> [Exercise aim]:
Reproduce each record exactly.

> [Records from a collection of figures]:
◇ ◇ ◇
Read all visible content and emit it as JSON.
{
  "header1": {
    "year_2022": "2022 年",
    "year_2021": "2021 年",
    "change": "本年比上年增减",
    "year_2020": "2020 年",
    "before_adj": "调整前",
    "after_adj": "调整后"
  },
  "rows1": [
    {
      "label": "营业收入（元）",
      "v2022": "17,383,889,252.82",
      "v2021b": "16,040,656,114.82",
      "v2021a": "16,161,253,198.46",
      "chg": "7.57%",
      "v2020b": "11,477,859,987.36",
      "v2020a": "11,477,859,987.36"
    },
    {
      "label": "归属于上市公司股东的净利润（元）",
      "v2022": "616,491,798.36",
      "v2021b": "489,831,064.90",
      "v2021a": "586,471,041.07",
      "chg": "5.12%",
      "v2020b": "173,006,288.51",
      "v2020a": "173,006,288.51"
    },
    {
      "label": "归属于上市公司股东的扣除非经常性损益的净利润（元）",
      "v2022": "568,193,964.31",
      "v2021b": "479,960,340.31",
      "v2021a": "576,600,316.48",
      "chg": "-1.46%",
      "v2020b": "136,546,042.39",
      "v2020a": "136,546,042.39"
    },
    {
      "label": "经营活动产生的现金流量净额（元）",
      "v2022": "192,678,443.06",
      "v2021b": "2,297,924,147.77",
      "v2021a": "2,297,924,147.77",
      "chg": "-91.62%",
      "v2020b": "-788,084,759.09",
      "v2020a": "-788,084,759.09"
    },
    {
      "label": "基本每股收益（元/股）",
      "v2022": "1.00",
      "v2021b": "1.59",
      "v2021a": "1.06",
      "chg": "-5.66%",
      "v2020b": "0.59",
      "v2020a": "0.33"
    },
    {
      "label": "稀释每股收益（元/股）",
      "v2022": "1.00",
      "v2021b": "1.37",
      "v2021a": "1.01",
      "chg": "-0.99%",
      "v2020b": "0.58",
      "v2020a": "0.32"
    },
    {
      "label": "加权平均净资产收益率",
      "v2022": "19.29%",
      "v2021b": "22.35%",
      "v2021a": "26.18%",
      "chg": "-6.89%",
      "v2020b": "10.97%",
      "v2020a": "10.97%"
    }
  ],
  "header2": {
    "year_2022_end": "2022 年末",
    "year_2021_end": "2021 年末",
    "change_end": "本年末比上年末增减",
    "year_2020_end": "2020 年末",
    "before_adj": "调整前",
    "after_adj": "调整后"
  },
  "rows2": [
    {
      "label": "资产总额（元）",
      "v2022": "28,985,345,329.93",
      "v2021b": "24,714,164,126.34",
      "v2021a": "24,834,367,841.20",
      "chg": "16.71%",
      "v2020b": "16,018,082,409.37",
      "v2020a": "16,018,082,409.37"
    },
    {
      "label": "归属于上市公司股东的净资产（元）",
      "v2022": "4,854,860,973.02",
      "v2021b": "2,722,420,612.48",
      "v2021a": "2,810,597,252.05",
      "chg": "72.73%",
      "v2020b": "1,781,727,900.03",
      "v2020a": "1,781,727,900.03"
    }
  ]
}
◇ ◇ ◇
> [Result of this task]:
Read all visible content and emit it as JSON.
{
  "header1": {
    "year_2022": "2022 年",
    "year_2021": "2021 年",
    "change": "本年比上年增减",
    "year_2020": "2020 年",
    "before_adj": "调整前",
    "after_adj": "调整后"
  },
  "rows1": [
    {
      "label": "营业收入（元）",
      "v2022": "17,383,889,252.82",
      "v2021b": "16,040,656,114.82",
      "v2021a": "16,161,253,198.46",
      "chg": "7.57%",
      "v2020b": "11,477,859,987.36",
      "v2020a": "11,477,859,987.36"
    },
    {
      "label": "归属于上市公司股东的净利润（元）",
      "v2022": "616,491,798.36",
      "v2021b": "489,831,064.90",
      "v2021a": "586,471,041.07",
      "chg": "5.12%",
      "v2020b": "173,006,288.51",
      "v2020a": "173,006,288.51"
    },
    {
      "label": "归属于上市公司股东的扣除非经常性损益的净利润（元）",
      "v2022": "568,193,964.31",
      "v2021b": "479,960,340.31",
      "v2021a": "576,600,316.48",
      "chg": "-1.46%",
      "v2020b": "136,546,042.39",
      "v2020a": "136,546,042.39"
    },
    {
      "label": "经营活动产生的现金流量净额（元）",
      "v2022": "192,678,443.06",
      "v2021b": "2,297,924,147.77",
      "v2021a": "2,297,924,147.77",
      "chg": "-91.62%",
      "v2020b": "-788,084,759.09",
      "v2020a": "-788,084,759.09"
    },
    {
      "label": "基本每股收益（元/股）",
      "v2022": "1.00",
      "v2021b": "1.59",
      "v2021a": "1.06",
      "chg": "-5.66%",
      "v2020b": "0.59",
      "v2020a": "0.33"
    },
    {
      "label": "稀释每股收益（元/股）",
      "v2022": "1.00",
      "v2021b": "1.37",
      "v2021a": "1.01",
      "chg": "-0.99%",
      "v2020b": "0.58",
      "v2020a": "0.32"
    },
    {
      "label": "加权平均净资产收益率",
      "v2022": "19.29%",
      "v2021b": "22.35%",
      "v2021a": "26.18%",
      "chg": "-6.89%",
      "v2020b": "10.97%",
      "v2020a": "10.97%"
    }
  ],
  "header2": {
    "year_2022_end": "2022 年末",
    "year_2021_end": "2021 年末",
    "change_end": "本年末比上年末增减",
    "year_2020_end": "2020 年末",
    "before_adj": "调整前",
    "after_adj": "调整后"
  },
  "rows2": [
    {
      "label": "资产总额（元）",
      "v2022": "28,985,345,329.93",
      "v2021b": "24,714,164,126.34",
      "v2021a": "24,834,367,841.20",
      "chg": "16.71%",
      "v2020b": "16,018,082,409.37",
      "v2020a": "16,018,082,409.37"
    },
    {
      "label": "归属于上市公司股东的净资产（元）",
      "v2022": "4,854,860,973.02",
      "v2021b": "2,722,420,612.48",
      "v2021a": "2,810,597,252.05",
      "chg": "72.73%",
      "v2020b": "1,781,727,900.03",
      "v2020a": "1,781,727,900.03"
    }
  ]
}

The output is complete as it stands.